Output every entry exactly, from the first line to the last.

-- Start of Dataset extract --

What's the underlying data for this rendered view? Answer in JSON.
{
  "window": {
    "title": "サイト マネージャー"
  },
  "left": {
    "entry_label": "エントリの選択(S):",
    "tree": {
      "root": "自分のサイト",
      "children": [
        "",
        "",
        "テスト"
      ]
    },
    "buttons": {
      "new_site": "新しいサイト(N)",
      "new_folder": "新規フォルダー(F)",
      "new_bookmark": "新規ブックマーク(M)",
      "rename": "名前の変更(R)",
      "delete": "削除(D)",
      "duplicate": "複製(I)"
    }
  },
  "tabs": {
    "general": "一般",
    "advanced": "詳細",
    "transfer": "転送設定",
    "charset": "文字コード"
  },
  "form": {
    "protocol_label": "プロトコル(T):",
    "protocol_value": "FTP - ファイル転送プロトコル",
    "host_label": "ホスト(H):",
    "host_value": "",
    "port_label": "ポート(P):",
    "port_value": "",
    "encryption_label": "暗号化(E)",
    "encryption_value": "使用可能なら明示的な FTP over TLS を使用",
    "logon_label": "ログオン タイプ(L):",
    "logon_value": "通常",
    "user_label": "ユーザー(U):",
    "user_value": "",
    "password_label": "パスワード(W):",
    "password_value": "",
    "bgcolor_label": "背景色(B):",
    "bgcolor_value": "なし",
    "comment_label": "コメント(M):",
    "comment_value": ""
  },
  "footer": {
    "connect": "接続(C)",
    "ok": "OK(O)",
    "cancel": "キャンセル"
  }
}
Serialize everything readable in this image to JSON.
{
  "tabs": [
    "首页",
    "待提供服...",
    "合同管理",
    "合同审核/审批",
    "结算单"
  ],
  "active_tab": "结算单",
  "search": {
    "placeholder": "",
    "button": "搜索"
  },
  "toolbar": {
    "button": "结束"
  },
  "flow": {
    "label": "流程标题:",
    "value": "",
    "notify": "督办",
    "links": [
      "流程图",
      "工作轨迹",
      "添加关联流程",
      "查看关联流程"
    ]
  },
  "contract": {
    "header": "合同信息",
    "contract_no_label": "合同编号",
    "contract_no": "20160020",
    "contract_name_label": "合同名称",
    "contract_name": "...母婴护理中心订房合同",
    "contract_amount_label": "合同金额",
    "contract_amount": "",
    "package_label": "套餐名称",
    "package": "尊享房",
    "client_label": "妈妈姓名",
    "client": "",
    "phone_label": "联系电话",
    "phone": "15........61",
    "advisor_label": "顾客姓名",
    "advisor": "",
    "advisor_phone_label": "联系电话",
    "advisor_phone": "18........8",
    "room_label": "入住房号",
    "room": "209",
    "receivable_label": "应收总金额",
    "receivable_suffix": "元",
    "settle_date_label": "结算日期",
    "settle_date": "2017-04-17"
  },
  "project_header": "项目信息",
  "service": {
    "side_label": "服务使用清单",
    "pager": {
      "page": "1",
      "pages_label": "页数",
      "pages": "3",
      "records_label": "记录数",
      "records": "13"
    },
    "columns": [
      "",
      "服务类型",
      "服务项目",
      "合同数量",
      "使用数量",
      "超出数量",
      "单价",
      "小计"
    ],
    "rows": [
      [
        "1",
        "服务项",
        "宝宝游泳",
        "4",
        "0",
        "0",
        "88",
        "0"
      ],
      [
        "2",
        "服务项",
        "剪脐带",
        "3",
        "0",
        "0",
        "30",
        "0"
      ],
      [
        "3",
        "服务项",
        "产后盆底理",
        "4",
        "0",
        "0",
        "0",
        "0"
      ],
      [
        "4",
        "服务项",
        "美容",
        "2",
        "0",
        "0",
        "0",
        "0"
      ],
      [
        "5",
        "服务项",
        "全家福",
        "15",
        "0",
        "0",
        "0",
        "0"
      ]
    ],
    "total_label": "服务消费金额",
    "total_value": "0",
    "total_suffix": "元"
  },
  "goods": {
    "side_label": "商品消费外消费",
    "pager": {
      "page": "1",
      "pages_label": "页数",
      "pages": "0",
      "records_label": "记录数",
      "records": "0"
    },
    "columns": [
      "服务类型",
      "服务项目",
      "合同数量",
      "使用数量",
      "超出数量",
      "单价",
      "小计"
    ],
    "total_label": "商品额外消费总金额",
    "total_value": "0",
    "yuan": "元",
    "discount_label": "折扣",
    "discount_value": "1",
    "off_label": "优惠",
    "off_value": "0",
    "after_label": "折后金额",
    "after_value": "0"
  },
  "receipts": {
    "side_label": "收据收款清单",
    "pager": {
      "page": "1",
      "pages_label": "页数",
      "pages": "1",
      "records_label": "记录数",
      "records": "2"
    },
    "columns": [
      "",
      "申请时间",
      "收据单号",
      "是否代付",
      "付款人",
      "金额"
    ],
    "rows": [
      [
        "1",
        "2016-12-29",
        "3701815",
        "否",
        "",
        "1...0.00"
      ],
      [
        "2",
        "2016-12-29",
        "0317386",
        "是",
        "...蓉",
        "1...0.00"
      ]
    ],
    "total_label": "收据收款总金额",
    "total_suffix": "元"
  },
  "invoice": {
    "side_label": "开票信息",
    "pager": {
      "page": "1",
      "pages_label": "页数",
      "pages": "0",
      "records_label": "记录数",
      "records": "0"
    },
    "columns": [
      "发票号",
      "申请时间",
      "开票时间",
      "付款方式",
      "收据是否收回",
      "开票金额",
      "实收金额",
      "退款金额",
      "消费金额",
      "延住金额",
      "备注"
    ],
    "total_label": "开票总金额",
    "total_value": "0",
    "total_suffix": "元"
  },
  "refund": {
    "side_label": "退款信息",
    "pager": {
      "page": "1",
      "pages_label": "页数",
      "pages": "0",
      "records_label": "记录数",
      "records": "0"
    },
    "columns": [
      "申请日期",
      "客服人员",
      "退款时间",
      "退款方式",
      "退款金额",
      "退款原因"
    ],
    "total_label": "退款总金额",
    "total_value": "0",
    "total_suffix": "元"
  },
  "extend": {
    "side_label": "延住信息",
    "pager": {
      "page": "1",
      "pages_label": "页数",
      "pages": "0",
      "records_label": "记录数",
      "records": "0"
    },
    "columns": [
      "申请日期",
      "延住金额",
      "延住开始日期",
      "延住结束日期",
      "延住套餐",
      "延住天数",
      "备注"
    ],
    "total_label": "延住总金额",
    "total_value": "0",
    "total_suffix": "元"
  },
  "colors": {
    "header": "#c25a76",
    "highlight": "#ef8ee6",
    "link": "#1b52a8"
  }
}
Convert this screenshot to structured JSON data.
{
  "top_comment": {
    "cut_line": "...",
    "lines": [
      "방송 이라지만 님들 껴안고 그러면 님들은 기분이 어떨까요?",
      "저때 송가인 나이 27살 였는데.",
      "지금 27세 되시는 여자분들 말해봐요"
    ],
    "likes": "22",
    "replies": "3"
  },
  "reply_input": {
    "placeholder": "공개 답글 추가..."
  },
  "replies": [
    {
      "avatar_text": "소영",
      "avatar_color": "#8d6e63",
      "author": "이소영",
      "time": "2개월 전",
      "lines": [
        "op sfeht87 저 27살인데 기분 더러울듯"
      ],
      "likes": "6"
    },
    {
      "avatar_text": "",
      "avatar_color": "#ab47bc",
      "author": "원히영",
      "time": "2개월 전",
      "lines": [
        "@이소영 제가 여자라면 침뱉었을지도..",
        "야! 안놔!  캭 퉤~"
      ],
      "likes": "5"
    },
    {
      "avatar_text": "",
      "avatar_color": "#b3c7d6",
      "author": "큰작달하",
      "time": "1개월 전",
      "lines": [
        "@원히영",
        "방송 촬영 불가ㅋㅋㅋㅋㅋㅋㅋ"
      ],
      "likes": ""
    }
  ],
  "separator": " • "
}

-- End of Dataset extract --

▶ [Final result]:
What's the underlying data for this rendered view? Answer in JSON.
{
  "window": {
    "title": "サイト マネージャー"
  },
  "left": {
    "entry_label": "エントリの選択(S):",
    "tree": {
      "root": "自分のサイト",
      "children": [
        "",
        "",
        "テスト"
      ]
    },
    "buttons": {
      "new_site": "新しいサイト(N)",
      "new_folder": "新規フォルダー(F)",
      "new_bookmark": "新規ブックマーク(M)",
      "rename": "名前の変更(R)",
      "delete": "削除(D)",
      "duplicate": "複製(I)"
    }
  },
  "tabs": {
    "general": "一般",
    "advanced": "詳細",
    "transfer": "転送設定",
    "charset": "文字コード"
  },
  "form": {
    "protocol_label": "プロトコル(T):",
    "protocol_value": "FTP - ファイル転送プロトコル",
    "host_label": "ホスト(H):",
    "host_value": "",
    "port_label": "ポート(P):",
    "port_value": "",
    "encryption_label": "暗号化(E)",
    "encryption_value": "使用可能なら明示的な FTP over TLS を使用",
    "logon_label": "ログオン タイプ(L):",
    "logon_value": "通常",
    "user_label": "ユーザー(U):",
    "user_value": "",
    "password_label": "パスワード(W):",
    "password_value": "",
    "bgcolor_label": "背景色(B):",
    "bgcolor_value": "なし",
    "comment_label": "コメント(M):",
    "comment_value": ""
  },
  "footer": {
    "connect": "接続(C)",
    "ok": "OK(O)",
    "cancel": "キャンセル"
  }
}
Serialize everything readable in this image to JSON.
{
  "tabs": [
    "首页",
    "待提供服...",
    "合同管理",
    "合同审核/审批",
    "结算单"
  ],
  "active_tab": "结算单",
  "search": {
    "placeholder": "",
    "button": "搜索"
  },
  "toolbar": {
    "button": "结束"
  },
  "flow": {
    "label": "流程标题:",
    "value": "",
    "notify": "督办",
    "links": [
      "流程图",
      "工作轨迹",
      "添加关联流程",
      "查看关联流程"
    ]
  },
  "contract": {
    "header": "合同信息",
    "contract_no_label": "合同编号",
    "contract_no": "20160020",
    "contract_name_label": "合同名称",
    "contract_name": "...母婴护理中心订房合同",
    "contract_amount_label": "合同金额",
    "contract_amount": "",
    "package_label": "套餐名称",
    "package": "尊享房",
    "client_label": "妈妈姓名",
    "client": "",
    "phone_label": "联系电话",
    "phone": "15........61",
    "advisor_label": "顾客姓名",
    "advisor": "",
    "advisor_phone_label": "联系电话",
    "advisor_phone": "18........8",
    "room_label": "入住房号",
    "room": "209",
    "receivable_label": "应收总金额",
    "receivable_suffix": "元",
    "settle_date_label": "结算日期",
    "settle_date": "2017-04-17"
  },
  "project_header": "项目信息",
  "service": {
    "side_label": "服务使用清单",
    "pager": {
      "page": "1",
      "pages_label": "页数",
      "pages": "3",
      "records_label": "记录数",
      "records": "13"
    },
    "columns": [
      "",
      "服务类型",
      "服务项目",
      "合同数量",
      "使用数量",
      "超出数量",
      "单价",
      "小计"
    ],
    "rows": [
      [
        "1",
        "服务项",
        "宝宝游泳",
        "4",
        "0",
        "0",
        "88",
        "0"
      ],
      [
        "2",
        "服务项",
        "剪脐带",
        "3",
        "0",
        "0",
        "30",
        "0"
      ],
      [
        "3",
        "服务项",
        "产后盆底理",
        "4",
        "0",
        "0",
        "0",
        "0"
      ],
      [
        "4",
        "服务项",
        "美容",
        "2",
        "0",
        "0",
        "0",
        "0"
      ],
      [
        "5",
        "服务项",
        "全家福",
        "15",
        "0",
        "0",
        "0",
        "0"
      ]
    ],
    "total_label": "服务消费金额",
    "total_value": "0",
    "total_suffix": "元"
  },
  "goods": {
    "side_label": "商品消费外消费",
    "pager": {
      "page": "1",
      "pages_label": "页数",
      "pages": "0",
      "records_label": "记录数",
      "records": "0"
    },
    "columns": [
      "服务类型",
      "服务项目",
      "合同数量",
      "使用数量",
      "超出数量",
      "单价",
      "小计"
    ],
    "total_label": "商品额外消费总金额",
    "total_value": "0",
    "yuan": "元",
    "discount_label": "折扣",
    "discount_value": "1",
    "off_label": "优惠",
    "off_value": "0",
    "after_label": "折后金额",
    "after_value": "0"
  },
  "receipts": {
    "side_label": "收据收款清单",
    "pager": {
      "page": "1",
      "pages_label": "页数",
      "pages": "1",
      "records_label": "记录数",
      "records": "2"
    },
    "columns": [
      "",
      "申请时间",
      "收据单号",
      "是否代付",
      "付款人",
      "金额"
    ],
    "rows": [
      [
        "1",
        "2016-12-29",
        "3701815",
        "否",
        "",
        "1...0.00"
      ],
      [
        "2",
        "2016-12-29",
        "0317386",
        "是",
        "...蓉",
        "1...0.00"
      ]
    ],
    "total_label": "收据收款总金额",
    "total_suffix": "元"
  },
  "invoice": {
    "side_label": "开票信息",
    "pager": {
      "page": "1",
      "pages_label": "页数",
      "pages": "0",
      "records_label": "记录数",
      "records": "0"
    },
    "columns": [
      "发票号",
      "申请时间",
      "开票时间",
      "付款方式",
      "收据是否收回",
      "开票金额",
      "实收金额",
      "退款金额",
      "消费金额",
      "延住金额",
      "备注"
    ],
    "total_label": "开票总金额",
    "total_value": "0",
    "total_suffix": "元"
  },
  "refund": {
    "side_label": "退款信息",
    "pager": {
      "page": "1",
      "pages_label": "页数",
      "pages": "0",
      "records_label": "记录数",
      "records": "0"
    },
    "columns": [
      "申请日期",
      "客服人员",
      "退款时间",
      "退款方式",
      "退款金额",
      "退款原因"
    ],
    "total_label": "退款总金额",
    "total_value": "0",
    "total_suffix": "元"
  },
  "extend": {
    "side_label": "延住信息",
    "pager": {
      "page": "1",
      "pages_label": "页数",
      "pages": "0",
      "records_label": "记录数",
      "records": "0"
    },
    "columns": [
      "申请日期",
      "延住金额",
      "延住开始日期",
      "延住结束日期",
      "延住套餐",
      "延住天数",
      "备注"
    ],
    "total_label": "延住总金额",
    "total_value": "0",
    "total_suffix": "元"
  },
  "colors": {
    "header": "#c25a76",
    "highlight": "#ef8ee6",
    "link": "#1b52a8"
  }
}
Convert this screenshot to structured JSON data.
{
  "top_comment": {
    "cut_line": "...",
    "lines": [
      "방송 이라지만 님들 껴안고 그러면 님들은 기분이 어떨까요?",
      "저때 송가인 나이 27살 였는데.",
      "지금 27세 되시는 여자분들 말해봐요"
    ],
    "likes": "22",
    "replies": "3"
  },
  "reply_input": {
    "placeholder": "공개 답글 추가..."
  },
  "replies": [
    {
      "avatar_text": "소영",
      "avatar_color": "#8d6e63",
      "author": "이소영",
      "time": "2개월 전",
      "lines": [
        "op sfeht87 저 27살인데 기분 더러울듯"
      ],
      "likes": "6"
    },
    {
      "avatar_text": "",
      "avatar_color": "#ab47bc",
      "author": "원히영",
      "time": "2개월 전",
      "lines": [
        "@이소영 제가 여자라면 침뱉었을지도..",
        "야! 안놔!  캭 퉤~"
      ],
      "likes": "5"
    },
    {
      "avatar_text": "",
      "avatar_color": "#b3c7d6",
      "author": "큰작달하",
      "time": "1개월 전",
      "lines": [
        "@원히영",
        "방송 촬영 불가ㅋㅋㅋㅋㅋㅋㅋ"
      ],
      "likes": ""
    }
  ],
  "separator": " • "
}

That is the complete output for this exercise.